Exercise instructions:
1/ List each finding about GM2 that the research text on T cell dysfunction in tumors reports.
2/ Go on with the research text on tumor-driven T cell dysfunction, starting after its final sentence.
═══ Selected excerpt ═══
Research

It is now well-established that a major barrier to the development of effective immunotherapy for the treatment of renal cell carcinomas (RCC) and gliomas is the generation of T cell and dendritic cell dysfunction mediated by the tumor microenvironment. A major component of T cell dysfunction relates to increased sensitivity of T cells to apoptosis. Our recent findings suggest that gangliosides and oxidized lipid aldehydes make a significant contribution to sensitizing T cells to apoptosis.

One goal is to identify the individual gangliosides and oxidized lipid species within the tumor microenvironment that impair T cell survival utilizing HPLC and mass spectrometry. We have demonstrated that GM2 is overexpressed in RCC, is shed into the peripheral blood, and becomes associated with T cell plasma membranes and can mediate apoptosis. We plan to use the same approaches to define other gangliosides and oxidized lipids that contribute to T cell dysfunction.
═══ Given information ═══
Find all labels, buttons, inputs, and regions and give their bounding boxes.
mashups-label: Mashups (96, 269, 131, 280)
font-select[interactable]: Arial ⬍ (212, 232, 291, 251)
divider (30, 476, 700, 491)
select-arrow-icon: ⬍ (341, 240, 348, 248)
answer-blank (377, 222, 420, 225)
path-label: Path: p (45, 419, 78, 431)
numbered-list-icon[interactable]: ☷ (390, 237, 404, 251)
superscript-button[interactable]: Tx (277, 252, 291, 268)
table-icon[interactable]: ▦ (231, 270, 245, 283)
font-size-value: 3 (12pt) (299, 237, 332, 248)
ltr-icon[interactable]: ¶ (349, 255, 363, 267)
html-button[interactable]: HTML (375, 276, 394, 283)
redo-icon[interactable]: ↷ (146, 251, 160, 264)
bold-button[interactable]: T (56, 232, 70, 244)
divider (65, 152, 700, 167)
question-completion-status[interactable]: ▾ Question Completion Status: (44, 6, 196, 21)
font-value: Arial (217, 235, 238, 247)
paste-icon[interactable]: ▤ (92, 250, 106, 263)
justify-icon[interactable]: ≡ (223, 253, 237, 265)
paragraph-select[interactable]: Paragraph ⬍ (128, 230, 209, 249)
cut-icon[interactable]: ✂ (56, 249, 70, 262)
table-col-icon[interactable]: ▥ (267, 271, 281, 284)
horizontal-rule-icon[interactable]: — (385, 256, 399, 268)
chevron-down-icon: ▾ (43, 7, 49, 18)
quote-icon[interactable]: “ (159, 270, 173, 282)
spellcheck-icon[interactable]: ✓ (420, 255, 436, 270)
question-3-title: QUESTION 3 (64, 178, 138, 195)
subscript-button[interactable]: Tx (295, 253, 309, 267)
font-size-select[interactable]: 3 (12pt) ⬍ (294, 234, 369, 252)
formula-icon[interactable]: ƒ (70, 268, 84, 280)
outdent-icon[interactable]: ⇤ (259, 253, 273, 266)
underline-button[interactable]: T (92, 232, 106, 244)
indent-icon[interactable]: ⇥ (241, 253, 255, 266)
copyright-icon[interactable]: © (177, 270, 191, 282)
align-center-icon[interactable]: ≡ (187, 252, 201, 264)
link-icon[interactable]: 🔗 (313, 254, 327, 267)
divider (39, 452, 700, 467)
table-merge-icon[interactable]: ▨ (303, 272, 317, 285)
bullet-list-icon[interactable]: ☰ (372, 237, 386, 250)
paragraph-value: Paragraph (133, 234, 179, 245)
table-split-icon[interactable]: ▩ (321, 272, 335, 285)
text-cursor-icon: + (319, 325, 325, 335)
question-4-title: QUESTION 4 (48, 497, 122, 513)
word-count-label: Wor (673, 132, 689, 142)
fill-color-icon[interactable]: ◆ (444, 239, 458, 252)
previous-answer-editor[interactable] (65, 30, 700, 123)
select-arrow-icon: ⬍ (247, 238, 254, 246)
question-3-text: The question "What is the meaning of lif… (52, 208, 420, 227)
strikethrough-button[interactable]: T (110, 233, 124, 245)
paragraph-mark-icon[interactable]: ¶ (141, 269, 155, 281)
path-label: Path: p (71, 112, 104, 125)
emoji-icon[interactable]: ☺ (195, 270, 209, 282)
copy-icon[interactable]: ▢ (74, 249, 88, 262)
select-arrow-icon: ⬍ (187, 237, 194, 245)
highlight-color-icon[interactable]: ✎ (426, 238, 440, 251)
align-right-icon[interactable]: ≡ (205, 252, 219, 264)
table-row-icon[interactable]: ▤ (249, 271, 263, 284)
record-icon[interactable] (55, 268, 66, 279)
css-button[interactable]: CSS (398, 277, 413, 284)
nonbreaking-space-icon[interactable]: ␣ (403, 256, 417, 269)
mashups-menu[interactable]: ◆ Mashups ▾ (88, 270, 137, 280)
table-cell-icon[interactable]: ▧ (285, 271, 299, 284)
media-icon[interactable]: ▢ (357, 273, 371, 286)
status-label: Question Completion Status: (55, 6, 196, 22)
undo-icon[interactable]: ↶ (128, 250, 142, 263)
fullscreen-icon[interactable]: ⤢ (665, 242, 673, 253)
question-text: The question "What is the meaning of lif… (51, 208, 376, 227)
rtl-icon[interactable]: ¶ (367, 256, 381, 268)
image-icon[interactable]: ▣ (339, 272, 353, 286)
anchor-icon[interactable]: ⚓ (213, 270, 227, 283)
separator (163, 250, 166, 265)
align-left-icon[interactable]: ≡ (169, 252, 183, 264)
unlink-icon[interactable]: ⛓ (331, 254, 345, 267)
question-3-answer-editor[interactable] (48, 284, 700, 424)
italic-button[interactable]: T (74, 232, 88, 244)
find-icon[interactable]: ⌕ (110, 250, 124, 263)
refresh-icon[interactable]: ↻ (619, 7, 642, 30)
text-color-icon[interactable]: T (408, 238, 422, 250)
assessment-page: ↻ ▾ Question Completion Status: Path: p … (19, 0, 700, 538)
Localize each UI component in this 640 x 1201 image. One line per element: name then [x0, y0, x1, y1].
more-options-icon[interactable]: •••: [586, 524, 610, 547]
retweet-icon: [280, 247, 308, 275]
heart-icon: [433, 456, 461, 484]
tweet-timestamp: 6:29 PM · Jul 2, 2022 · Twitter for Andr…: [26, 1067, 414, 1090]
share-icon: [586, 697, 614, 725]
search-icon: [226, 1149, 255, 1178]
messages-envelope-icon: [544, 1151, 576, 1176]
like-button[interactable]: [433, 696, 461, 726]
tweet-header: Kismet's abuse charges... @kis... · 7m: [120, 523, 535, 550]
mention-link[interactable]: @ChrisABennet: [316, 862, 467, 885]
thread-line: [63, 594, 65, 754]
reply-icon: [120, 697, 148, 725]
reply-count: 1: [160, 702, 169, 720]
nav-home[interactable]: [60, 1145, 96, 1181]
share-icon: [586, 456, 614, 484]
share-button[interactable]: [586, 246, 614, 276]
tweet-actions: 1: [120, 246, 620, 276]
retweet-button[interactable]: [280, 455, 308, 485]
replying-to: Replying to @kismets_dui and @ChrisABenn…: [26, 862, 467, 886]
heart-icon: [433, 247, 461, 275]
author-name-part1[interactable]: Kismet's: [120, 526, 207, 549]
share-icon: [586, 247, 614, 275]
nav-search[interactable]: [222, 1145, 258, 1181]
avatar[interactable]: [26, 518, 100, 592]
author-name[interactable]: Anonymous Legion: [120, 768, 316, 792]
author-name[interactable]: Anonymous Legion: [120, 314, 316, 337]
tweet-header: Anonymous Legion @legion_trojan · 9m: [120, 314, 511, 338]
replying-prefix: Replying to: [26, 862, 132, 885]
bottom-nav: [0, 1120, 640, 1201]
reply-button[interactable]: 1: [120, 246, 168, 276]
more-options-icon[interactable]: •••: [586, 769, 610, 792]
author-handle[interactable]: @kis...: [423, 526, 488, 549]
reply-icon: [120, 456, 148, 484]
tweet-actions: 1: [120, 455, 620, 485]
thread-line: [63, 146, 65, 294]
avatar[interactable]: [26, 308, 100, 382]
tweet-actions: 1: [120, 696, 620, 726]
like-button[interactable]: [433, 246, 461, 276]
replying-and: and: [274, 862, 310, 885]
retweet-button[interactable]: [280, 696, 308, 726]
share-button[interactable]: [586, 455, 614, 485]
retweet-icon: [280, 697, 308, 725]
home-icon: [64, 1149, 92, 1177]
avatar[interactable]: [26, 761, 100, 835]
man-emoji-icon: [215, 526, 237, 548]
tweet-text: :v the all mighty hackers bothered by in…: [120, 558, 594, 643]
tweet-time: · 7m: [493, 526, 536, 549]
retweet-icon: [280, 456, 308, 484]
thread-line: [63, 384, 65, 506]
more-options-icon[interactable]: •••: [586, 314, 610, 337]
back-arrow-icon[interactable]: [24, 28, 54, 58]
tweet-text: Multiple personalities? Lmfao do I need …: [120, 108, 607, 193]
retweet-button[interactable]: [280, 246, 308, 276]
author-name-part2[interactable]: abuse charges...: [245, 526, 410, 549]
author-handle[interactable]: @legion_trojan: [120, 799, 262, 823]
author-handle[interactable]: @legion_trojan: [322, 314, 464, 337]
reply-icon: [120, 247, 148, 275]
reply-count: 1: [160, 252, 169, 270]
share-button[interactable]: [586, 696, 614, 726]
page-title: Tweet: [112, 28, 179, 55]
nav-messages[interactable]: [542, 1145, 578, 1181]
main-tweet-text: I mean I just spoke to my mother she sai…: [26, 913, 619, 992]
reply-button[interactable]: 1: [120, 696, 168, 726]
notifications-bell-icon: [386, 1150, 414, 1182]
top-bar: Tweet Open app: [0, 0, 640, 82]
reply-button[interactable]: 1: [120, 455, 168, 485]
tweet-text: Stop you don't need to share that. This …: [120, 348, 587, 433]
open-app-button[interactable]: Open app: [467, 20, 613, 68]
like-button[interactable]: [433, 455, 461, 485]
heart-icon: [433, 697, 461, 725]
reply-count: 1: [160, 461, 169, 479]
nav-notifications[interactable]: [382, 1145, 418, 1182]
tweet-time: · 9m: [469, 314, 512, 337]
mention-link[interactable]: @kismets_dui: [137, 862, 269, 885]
═══
Results of the exercise:
1/
- GM2 is overexpressed in RCC.
- It is shed into the peripheral blood.
- It becomes associated with T cell plasma membranes.
- It can mediate apoptosis.

2/
Another focus is to define the mechanism by which gangliosides and oxidized lipids initiate T cell apoptosis. Our findings suggest that ganglioside-mediated T cell death results from induction of reactive oxygen species leading to mitochondrial damage that is further amplified by gangliosides-induced suppression of NFkB and activation of the JNK pathway. Studies are underway to understand how gangliosides impair NFkB activation and initiate JNK kinase phosphorylation.

Recently we found that T cell apoptosis induced by RCC lines and gangliosides can be blocked by the antioxidant, desferrioxamine (DFO). New studies will test whether DFO can promote T cell survival in tumor bearing mice and enhance antitumor activity initiated by dendritic cell-based vaccines.